Extracted records
* * *

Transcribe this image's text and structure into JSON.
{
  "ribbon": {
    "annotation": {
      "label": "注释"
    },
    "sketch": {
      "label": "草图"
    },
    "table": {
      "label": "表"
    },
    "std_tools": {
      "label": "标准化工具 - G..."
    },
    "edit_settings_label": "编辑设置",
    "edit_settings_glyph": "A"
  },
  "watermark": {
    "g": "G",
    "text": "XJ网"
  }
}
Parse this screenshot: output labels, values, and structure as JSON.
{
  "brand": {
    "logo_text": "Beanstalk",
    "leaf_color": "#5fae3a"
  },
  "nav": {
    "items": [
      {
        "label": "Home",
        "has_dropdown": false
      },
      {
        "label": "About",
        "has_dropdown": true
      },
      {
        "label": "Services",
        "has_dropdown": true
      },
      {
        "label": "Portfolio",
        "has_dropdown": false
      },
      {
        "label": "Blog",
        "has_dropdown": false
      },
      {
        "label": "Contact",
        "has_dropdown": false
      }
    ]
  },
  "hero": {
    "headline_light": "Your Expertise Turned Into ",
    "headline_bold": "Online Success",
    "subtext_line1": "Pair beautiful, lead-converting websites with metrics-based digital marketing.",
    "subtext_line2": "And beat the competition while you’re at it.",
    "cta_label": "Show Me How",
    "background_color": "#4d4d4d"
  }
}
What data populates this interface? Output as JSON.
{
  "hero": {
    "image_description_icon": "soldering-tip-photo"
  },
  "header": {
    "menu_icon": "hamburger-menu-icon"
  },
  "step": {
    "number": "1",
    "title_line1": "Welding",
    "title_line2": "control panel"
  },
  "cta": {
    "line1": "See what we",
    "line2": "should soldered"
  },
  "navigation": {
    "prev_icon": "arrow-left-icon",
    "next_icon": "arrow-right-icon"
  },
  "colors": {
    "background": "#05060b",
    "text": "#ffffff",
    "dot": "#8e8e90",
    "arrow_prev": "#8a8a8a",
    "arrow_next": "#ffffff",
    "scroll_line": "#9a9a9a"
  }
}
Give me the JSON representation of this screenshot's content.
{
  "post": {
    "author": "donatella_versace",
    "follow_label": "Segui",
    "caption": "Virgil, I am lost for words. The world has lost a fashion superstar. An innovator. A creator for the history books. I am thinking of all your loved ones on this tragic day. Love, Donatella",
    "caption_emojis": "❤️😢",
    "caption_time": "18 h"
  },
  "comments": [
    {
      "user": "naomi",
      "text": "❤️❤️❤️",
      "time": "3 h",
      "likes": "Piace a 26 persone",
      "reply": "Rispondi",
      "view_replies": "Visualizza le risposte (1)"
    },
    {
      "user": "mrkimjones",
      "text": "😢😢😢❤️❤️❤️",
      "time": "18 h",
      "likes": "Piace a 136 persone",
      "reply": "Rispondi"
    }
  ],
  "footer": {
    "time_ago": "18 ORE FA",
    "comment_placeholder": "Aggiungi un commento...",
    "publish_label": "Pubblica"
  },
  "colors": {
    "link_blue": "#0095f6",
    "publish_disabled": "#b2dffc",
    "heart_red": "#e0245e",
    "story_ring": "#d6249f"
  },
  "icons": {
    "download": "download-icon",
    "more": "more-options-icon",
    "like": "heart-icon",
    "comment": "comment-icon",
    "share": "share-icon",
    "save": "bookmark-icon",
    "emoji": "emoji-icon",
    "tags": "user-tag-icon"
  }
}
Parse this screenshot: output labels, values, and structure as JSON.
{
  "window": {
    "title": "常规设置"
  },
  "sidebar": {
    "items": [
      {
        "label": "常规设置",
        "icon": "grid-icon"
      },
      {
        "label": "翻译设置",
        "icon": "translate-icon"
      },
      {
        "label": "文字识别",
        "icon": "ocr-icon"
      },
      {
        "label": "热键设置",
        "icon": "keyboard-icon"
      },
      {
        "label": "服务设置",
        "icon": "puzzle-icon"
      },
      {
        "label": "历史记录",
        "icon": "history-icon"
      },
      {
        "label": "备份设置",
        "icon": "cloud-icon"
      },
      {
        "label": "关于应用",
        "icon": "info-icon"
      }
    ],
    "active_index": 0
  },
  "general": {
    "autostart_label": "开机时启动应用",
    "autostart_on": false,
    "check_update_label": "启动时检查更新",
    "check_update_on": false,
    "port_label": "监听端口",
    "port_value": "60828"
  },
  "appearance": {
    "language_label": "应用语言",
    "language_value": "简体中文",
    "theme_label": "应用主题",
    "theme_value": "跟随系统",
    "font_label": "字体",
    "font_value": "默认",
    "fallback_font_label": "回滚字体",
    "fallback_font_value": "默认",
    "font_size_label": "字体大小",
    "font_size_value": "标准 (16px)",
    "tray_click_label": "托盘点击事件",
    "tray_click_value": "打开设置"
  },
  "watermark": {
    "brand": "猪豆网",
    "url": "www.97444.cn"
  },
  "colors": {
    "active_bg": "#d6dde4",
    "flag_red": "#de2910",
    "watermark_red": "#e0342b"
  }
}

* * *

▶ **Exercise instructions**
Reproduce the data shown above exactly.

▶ **Task response**
Transcribe this image's text and structure into JSON.
{
  "ribbon": {
    "annotation": {
      "label": "注释"
    },
    "sketch": {
      "label": "草图"
    },
    "table": {
      "label": "表"
    },
    "std_tools": {
      "label": "标准化工具 - G..."
    },
    "edit_settings_label": "编辑设置",
    "edit_settings_glyph": "A"
  },
  "watermark": {
    "g": "G",
    "text": "XJ网"
  }
}
Parse this screenshot: output labels, values, and structure as JSON.
{
  "brand": {
    "logo_text": "Beanstalk",
    "leaf_color": "#5fae3a"
  },
  "nav": {
    "items": [
      {
        "label": "Home",
        "has_dropdown": false
      },
      {
        "label": "About",
        "has_dropdown": true
      },
      {
        "label": "Services",
        "has_dropdown": true
      },
      {
        "label": "Portfolio",
        "has_dropdown": false
      },
      {
        "label": "Blog",
        "has_dropdown": false
      },
      {
        "label": "Contact",
        "has_dropdown": false
      }
    ]
  },
  "hero": {
    "headline_light": "Your Expertise Turned Into ",
    "headline_bold": "Online Success",
    "subtext_line1": "Pair beautiful, lead-converting websites with metrics-based digital marketing.",
    "subtext_line2": "And beat the competition while you’re at it.",
    "cta_label": "Show Me How",
    "background_color": "#4d4d4d"
  }
}
What data populates this interface? Output as JSON.
{
  "hero": {
    "image_description_icon": "soldering-tip-photo"
  },
  "header": {
    "menu_icon": "hamburger-menu-icon"
  },
  "step": {
    "number": "1",
    "title_line1": "Welding",
    "title_line2": "control panel"
  },
  "cta": {
    "line1": "See what we",
    "line2": "should soldered"
  },
  "navigation": {
    "prev_icon": "arrow-left-icon",
    "next_icon": "arrow-right-icon"
  },
  "colors": {
    "background": "#05060b",
    "text": "#ffffff",
    "dot": "#8e8e90",
    "arrow_prev": "#8a8a8a",
    "arrow_next": "#ffffff",
    "scroll_line": "#9a9a9a"
  }
}
Give me the JSON representation of this screenshot's content.
{
  "post": {
    "author": "donatella_versace",
    "follow_label": "Segui",
    "caption": "Virgil, I am lost for words. The world has lost a fashion superstar. An innovator. A creator for the history books. I am thinking of all your loved ones on this tragic day. Love, Donatella",
    "caption_emojis": "❤️😢",
    "caption_time": "18 h"
  },
  "comments": [
    {
      "user": "naomi",
      "text": "❤️❤️❤️",
      "time": "3 h",
      "likes": "Piace a 26 persone",
      "reply": "Rispondi",
      "view_replies": "Visualizza le risposte (1)"
    },
    {
      "user": "mrkimjones",
      "text": "😢😢😢❤️❤️❤️",
      "time": "18 h",
      "likes": "Piace a 136 persone",
      "reply": "Rispondi"
    }
  ],
  "footer": {
    "time_ago": "18 ORE FA",
    "comment_placeholder": "Aggiungi un commento...",
    "publish_label": "Pubblica"
  },
  "colors": {
    "link_blue": "#0095f6",
    "publish_disabled": "#b2dffc",
    "heart_red": "#e0245e",
    "story_ring": "#d6249f"
  },
  "icons": {
    "download": "download-icon",
    "more": "more-options-icon",
    "like": "heart-icon",
    "comment": "comment-icon",
    "share": "share-icon",
    "save": "bookmark-icon",
    "emoji": "emoji-icon",
    "tags": "user-tag-icon"
  }
}
Parse this screenshot: output labels, values, and structure as JSON.
{
  "window": {
    "title": "常规设置"
  },
  "sidebar": {
    "items": [
      {
        "label": "常规设置",
        "icon": "grid-icon"
      },
      {
        "label": "翻译设置",
        "icon": "translate-icon"
      },
      {
        "label": "文字识别",
        "icon": "ocr-icon"
      },
      {
        "label": "热键设置",
        "icon": "keyboard-icon"
      },
      {
        "label": "服务设置",
        "icon": "puzzle-icon"
      },
      {
        "label": "历史记录",
        "icon": "history-icon"
      },
      {
        "label": "备份设置",
        "icon": "cloud-icon"
      },
      {
        "label": "关于应用",
        "icon": "info-icon"
      }
    ],
    "active_index": 0
  },
  "general": {
    "autostart_label": "开机时启动应用",
    "autostart_on": false,
    "check_update_label": "启动时检查更新",
    "check_update_on": false,
    "port_label": "监听端口",
    "port_value": "60828"
  },
  "appearance": {
    "language_label": "应用语言",
    "language_value": "简体中文",
    "theme_label": "应用主题",
    "theme_value": "跟随系统",
    "font_label": "字体",
    "font_value": "默认",
    "fallback_font_label": "回滚字体",
    "fallback_font_value": "默认",
    "font_size_label": "字体大小",
    "font_size_value": "标准 (16px)",
    "tray_click_label": "托盘点击事件",
    "tray_click_value": "打开设置"
  },
  "watermark": {
    "brand": "猪豆网",
    "url": "www.97444.cn"
  },
  "colors": {
    "active_bg": "#d6dde4",
    "flag_red": "#de2910",
    "watermark_red": "#e0342b"
  }
}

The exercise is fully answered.